— EXERCISE —
Return each line of the data below verbatim; pictures are to be left out.
──────────
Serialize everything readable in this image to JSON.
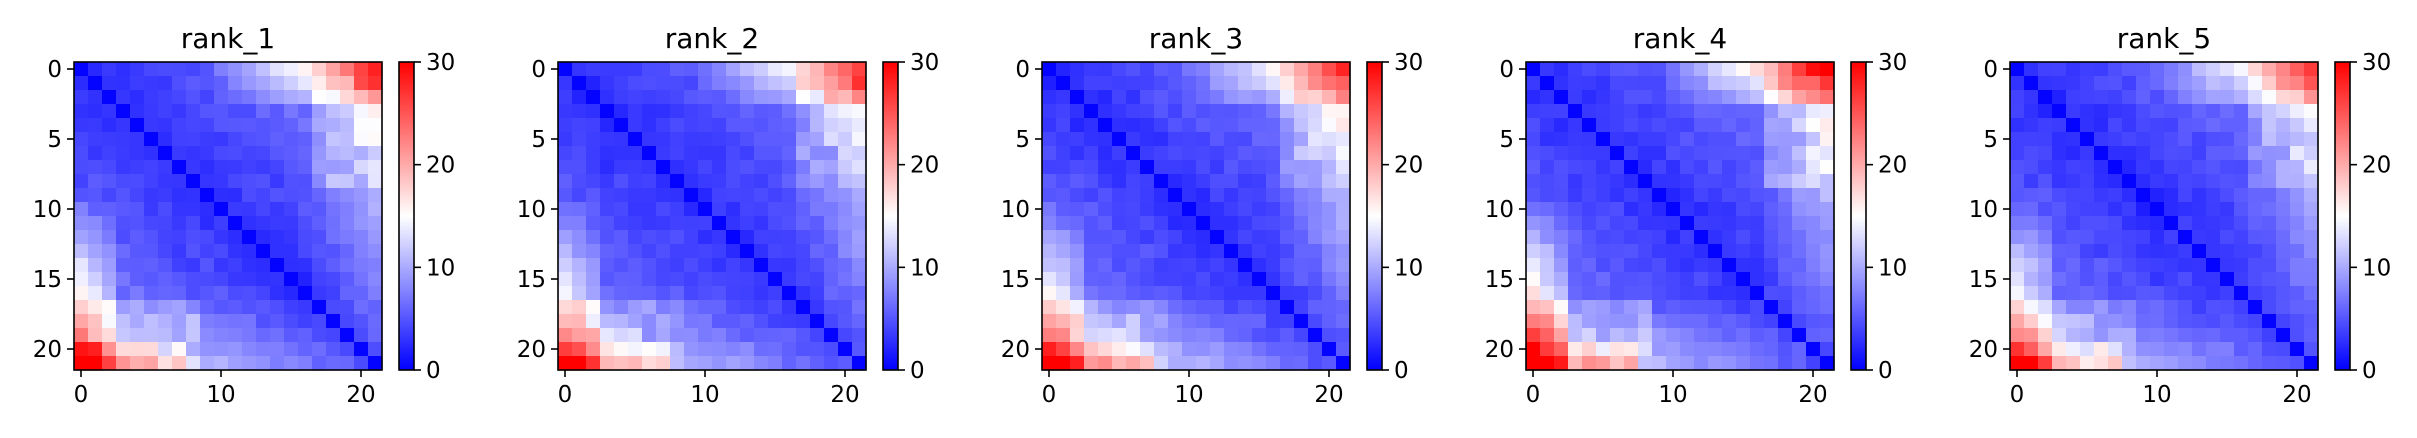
{
  "chart_data": {
    "type": "heatmap",
    "panels": [
      {
        "title": "rank_1",
        "seed": 11,
        "bottom_amp": 1.0,
        "top_amp": 0.95
      },
      {
        "title": "rank_2",
        "seed": 23,
        "bottom_amp": 0.95,
        "top_amp": 0.85
      },
      {
        "title": "rank_3",
        "seed": 37,
        "bottom_amp": 1.1,
        "top_amp": 0.9
      },
      {
        "title": "rank_4",
        "seed": 41,
        "bottom_amp": 1.05,
        "top_amp": 1.1
      },
      {
        "title": "rank_5",
        "seed": 59,
        "bottom_amp": 0.95,
        "top_amp": 0.85
      }
    ],
    "matrix_size": 22,
    "axis": {
      "x_ticks": [
        "0",
        "10",
        "20"
      ],
      "y_ticks": [
        "0",
        "5",
        "10",
        "15",
        "20"
      ],
      "range": [
        -0.5,
        21.5
      ]
    },
    "colorbar": {
      "colormap": "bwr",
      "vmin": 0,
      "vmax": 30,
      "ticks": [
        "0",
        "10",
        "20",
        "30"
      ]
    },
    "colors": {
      "low": "#0000ff",
      "mid": "#ffffff",
      "high": "#ff0000"
    }
  }
}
──────────
— RESPONSE —
Serialize everything readable in this image to JSON.
{
  "chart_data": {
    "type": "heatmap",
    "panels": [
      {
        "title": "rank_1",
        "seed": 11,
        "bottom_amp": 1.0,
        "top_amp": 0.95
      },
      {
        "title": "rank_2",
        "seed": 23,
        "bottom_amp": 0.95,
        "top_amp": 0.85
      },
      {
        "title": "rank_3",
        "seed": 37,
        "bottom_amp": 1.1,
        "top_amp": 0.9
      },
      {
        "title": "rank_4",
        "seed": 41,
        "bottom_amp": 1.05,
        "top_amp": 1.1
      },
      {
        "title": "rank_5",
        "seed": 59,
        "bottom_amp": 0.95,
        "top_amp": 0.85
      }
    ],
    "matrix_size": 22,
    "axis": {
      "x_ticks": [
        "0",
        "10",
        "20"
      ],
      "y_ticks": [
        "0",
        "5",
        "10",
        "15",
        "20"
      ],
      "range": [
        -0.5,
        21.5
      ]
    },
    "colorbar": {
      "colormap": "bwr",
      "vmin": 0,
      "vmax": 30,
      "ticks": [
        "0",
        "10",
        "20",
        "30"
      ]
    },
    "colors": {
      "low": "#0000ff",
      "mid": "#ffffff",
      "high": "#ff0000"
    }
  }
}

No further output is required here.